Source data =>

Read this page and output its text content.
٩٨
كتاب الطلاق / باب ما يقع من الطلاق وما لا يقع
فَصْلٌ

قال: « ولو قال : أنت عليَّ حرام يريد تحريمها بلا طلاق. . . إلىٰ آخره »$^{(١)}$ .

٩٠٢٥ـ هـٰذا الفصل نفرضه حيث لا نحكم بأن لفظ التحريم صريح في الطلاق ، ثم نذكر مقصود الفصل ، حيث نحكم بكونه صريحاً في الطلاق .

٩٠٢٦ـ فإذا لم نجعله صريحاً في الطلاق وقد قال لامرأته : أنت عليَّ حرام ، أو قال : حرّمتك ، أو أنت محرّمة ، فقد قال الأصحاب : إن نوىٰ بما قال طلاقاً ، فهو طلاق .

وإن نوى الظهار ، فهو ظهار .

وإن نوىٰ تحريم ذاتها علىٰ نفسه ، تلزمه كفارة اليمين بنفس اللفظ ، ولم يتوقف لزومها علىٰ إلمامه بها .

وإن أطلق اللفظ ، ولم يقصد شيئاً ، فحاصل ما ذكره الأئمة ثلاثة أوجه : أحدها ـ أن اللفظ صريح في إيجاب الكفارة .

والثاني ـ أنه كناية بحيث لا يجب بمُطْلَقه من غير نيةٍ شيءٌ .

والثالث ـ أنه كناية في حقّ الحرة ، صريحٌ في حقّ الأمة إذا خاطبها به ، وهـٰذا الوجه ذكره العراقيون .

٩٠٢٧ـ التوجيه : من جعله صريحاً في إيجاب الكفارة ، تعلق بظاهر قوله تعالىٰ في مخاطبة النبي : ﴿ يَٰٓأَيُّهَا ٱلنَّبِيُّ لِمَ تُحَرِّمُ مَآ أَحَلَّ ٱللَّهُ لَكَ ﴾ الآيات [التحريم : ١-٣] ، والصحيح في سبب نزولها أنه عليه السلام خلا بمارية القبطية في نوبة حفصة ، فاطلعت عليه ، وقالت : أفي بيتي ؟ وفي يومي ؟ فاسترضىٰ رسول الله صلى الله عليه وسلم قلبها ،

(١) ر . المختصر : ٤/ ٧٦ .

Task instructions =>
Using the records above, pull out each line where the word "كناية" occurs.

Completed exercise =>
والثاني ـ أنه كناية بحيث لا يجب بمُطْلَقه من غير نيةٍ شيءٌ .
والثالث ـ أنه كناية في حقّ الحرة ، صريحٌ في حقّ الأمة إذا خاطبها به ، وهـٰذا الوجه ذكره العراقيون .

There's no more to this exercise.